## TASK STATEMENT
Each record below should appear again exactly as written.

## RAW RECORDS
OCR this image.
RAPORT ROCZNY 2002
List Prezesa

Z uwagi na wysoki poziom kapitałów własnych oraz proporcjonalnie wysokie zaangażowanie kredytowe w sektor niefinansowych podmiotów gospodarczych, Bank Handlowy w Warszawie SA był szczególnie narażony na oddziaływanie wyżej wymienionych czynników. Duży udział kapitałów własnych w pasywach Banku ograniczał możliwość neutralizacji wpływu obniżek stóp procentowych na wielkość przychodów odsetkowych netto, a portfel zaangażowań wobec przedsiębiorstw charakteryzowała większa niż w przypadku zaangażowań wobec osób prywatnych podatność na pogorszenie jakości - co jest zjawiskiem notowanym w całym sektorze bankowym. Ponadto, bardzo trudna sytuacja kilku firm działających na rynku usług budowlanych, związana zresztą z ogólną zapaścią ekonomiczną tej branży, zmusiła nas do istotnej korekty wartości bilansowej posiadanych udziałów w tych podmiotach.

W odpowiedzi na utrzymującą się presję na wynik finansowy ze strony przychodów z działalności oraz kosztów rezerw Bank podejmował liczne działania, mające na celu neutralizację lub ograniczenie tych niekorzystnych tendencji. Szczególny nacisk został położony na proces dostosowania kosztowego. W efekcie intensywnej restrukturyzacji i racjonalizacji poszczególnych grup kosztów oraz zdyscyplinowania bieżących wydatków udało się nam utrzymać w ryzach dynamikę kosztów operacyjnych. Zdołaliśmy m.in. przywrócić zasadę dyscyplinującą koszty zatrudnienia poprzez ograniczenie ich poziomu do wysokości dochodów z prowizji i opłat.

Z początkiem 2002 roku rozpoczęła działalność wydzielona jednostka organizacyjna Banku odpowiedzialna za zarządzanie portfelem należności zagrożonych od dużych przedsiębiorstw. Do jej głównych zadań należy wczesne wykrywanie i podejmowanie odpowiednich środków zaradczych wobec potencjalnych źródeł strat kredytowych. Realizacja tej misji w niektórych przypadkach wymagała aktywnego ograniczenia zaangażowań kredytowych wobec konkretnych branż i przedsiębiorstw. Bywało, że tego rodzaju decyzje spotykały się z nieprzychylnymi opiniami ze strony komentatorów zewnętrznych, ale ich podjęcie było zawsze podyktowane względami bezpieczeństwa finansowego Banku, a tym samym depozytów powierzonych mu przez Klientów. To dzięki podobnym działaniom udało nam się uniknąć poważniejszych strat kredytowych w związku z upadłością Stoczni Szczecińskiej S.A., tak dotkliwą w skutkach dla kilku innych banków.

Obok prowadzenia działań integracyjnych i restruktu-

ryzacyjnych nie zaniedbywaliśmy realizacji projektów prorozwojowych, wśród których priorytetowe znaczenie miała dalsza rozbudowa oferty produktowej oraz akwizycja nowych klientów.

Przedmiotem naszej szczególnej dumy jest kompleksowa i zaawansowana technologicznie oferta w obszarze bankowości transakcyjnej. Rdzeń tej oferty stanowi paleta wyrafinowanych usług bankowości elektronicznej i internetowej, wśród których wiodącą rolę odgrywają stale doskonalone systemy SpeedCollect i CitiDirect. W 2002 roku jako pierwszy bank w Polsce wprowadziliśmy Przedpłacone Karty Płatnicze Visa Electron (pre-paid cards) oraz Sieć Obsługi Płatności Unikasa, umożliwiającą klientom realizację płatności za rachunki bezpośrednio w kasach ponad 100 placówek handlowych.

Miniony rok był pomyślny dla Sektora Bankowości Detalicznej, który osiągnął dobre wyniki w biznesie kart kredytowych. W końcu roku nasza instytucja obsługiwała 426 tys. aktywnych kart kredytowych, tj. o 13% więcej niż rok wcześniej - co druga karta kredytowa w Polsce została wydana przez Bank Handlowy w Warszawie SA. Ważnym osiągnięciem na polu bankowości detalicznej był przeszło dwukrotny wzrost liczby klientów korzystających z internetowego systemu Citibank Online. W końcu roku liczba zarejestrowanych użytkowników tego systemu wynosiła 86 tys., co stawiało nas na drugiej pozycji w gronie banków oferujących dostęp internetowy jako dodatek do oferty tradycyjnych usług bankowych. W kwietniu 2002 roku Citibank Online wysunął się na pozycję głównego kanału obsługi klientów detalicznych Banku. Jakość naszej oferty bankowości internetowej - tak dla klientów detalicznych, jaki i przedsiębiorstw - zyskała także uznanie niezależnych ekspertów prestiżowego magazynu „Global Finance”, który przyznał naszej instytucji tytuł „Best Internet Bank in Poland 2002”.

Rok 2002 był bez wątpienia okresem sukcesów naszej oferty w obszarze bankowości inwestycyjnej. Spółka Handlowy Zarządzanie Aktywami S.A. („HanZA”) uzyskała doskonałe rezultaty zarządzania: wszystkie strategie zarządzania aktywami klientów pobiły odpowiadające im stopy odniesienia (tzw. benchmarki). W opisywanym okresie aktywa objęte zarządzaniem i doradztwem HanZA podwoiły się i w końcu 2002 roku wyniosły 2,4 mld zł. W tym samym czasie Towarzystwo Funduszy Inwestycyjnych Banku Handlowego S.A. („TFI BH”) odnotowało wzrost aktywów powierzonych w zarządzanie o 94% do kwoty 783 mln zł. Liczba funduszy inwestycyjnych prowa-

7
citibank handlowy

## SOLUTION FOR THIS EXERCISE
OCR this image.
RAPORT ROCZNY 2002
List Prezesa

Z uwagi na wysoki poziom kapitałów własnych oraz proporcjonalnie wysokie zaangażowanie kredytowe w sektor niefinansowych podmiotów gospodarczych, Bank Handlowy w Warszawie SA był szczególnie narażony na oddziaływanie wyżej wymienionych czynników. Duży udział kapitałów własnych w pasywach Banku ograniczał możliwość neutralizacji wpływu obniżek stóp procentowych na wielkość przychodów odsetkowych netto, a portfel zaangażowań wobec przedsiębiorstw charakteryzowała większa niż w przypadku zaangażowań wobec osób prywatnych podatność na pogorszenie jakości - co jest zjawiskiem notowanym w całym sektorze bankowym. Ponadto, bardzo trudna sytuacja kilku firm działających na rynku usług budowlanych, związana zresztą z ogólną zapaścią ekonomiczną tej branży, zmusiła nas do istotnej korekty wartości bilansowej posiadanych udziałów w tych podmiotach.

W odpowiedzi na utrzymującą się presję na wynik finansowy ze strony przychodów z działalności oraz kosztów rezerw Bank podejmował liczne działania, mające na celu neutralizację lub ograniczenie tych niekorzystnych tendencji. Szczególny nacisk został położony na proces dostosowania kosztowego. W efekcie intensywnej restrukturyzacji i racjonalizacji poszczególnych grup kosztów oraz zdyscyplinowania bieżących wydatków udało się nam utrzymać w ryzach dynamikę kosztów operacyjnych. Zdołaliśmy m.in. przywrócić zasadę dyscyplinującą koszty zatrudnienia poprzez ograniczenie ich poziomu do wysokości dochodów z prowizji i opłat.

Z początkiem 2002 roku rozpoczęła działalność wydzielona jednostka organizacyjna Banku odpowiedzialna za zarządzanie portfelem należności zagrożonych od dużych przedsiębiorstw. Do jej głównych zadań należy wczesne wykrywanie i podejmowanie odpowiednich środków zaradczych wobec potencjalnych źródeł strat kredytowych. Realizacja tej misji w niektórych przypadkach wymagała aktywnego ograniczenia zaangażowań kredytowych wobec konkretnych branż i przedsiębiorstw. Bywało, że tego rodzaju decyzje spotykały się z nieprzychylnymi opiniami ze strony komentatorów zewnętrznych, ale ich podjęcie było zawsze podyktowane względami bezpieczeństwa finansowego Banku, a tym samym depozytów powierzonych mu przez Klientów. To dzięki podobnym działaniom udało nam się uniknąć poważniejszych strat kredytowych w związku z upadłością Stoczni Szczecińskiej S.A., tak dotkliwą w skutkach dla kilku innych banków.

Obok prowadzenia działań integracyjnych i restruktu-

ryzacyjnych nie zaniedbywaliśmy realizacji projektów prorozwojowych, wśród których priorytetowe znaczenie miała dalsza rozbudowa oferty produktowej oraz akwizycja nowych klientów.

Przedmiotem naszej szczególnej dumy jest kompleksowa i zaawansowana technologicznie oferta w obszarze bankowości transakcyjnej. Rdzeń tej oferty stanowi paleta wyrafinowanych usług bankowości elektronicznej i internetowej, wśród których wiodącą rolę odgrywają stale doskonalone systemy SpeedCollect i CitiDirect. W 2002 roku jako pierwszy bank w Polsce wprowadziliśmy Przedpłacone Karty Płatnicze Visa Electron (pre-paid cards) oraz Sieć Obsługi Płatności Unikasa, umożliwiającą klientom realizację płatności za rachunki bezpośrednio w kasach ponad 100 placówek handlowych.

Miniony rok był pomyślny dla Sektora Bankowości Detalicznej, który osiągnął dobre wyniki w biznesie kart kredytowych. W końcu roku nasza instytucja obsługiwała 426 tys. aktywnych kart kredytowych, tj. o 13% więcej niż rok wcześniej - co druga karta kredytowa w Polsce została wydana przez Bank Handlowy w Warszawie SA. Ważnym osiągnięciem na polu bankowości detalicznej był przeszło dwukrotny wzrost liczby klientów korzystających z internetowego systemu Citibank Online. W końcu roku liczba zarejestrowanych użytkowników tego systemu wynosiła 86 tys., co stawiało nas na drugiej pozycji w gronie banków oferujących dostęp internetowy jako dodatek do oferty tradycyjnych usług bankowych. W kwietniu 2002 roku Citibank Online wysunął się na pozycję głównego kanału obsługi klientów detalicznych Banku. Jakość naszej oferty bankowości internetowej - tak dla klientów detalicznych, jaki i przedsiębiorstw - zyskała także uznanie niezależnych ekspertów prestiżowego magazynu „Global Finance”, który przyznał naszej instytucji tytuł „Best Internet Bank in Poland 2002”.

Rok 2002 był bez wątpienia okresem sukcesów naszej oferty w obszarze bankowości inwestycyjnej. Spółka Handlowy Zarządzanie Aktywami S.A. („HanZA”) uzyskała doskonałe rezultaty zarządzania: wszystkie strategie zarządzania aktywami klientów pobiły odpowiadające im stopy odniesienia (tzw. benchmarki). W opisywanym okresie aktywa objęte zarządzaniem i doradztwem HanZA podwoiły się i w końcu 2002 roku wyniosły 2,4 mld zł. W tym samym czasie Towarzystwo Funduszy Inwestycyjnych Banku Handlowego S.A. („TFI BH”) odnotowało wzrost aktywów powierzonych w zarządzanie o 94% do kwoty 783 mln zł. Liczba funduszy inwestycyjnych prowa-

7
citibank handlowy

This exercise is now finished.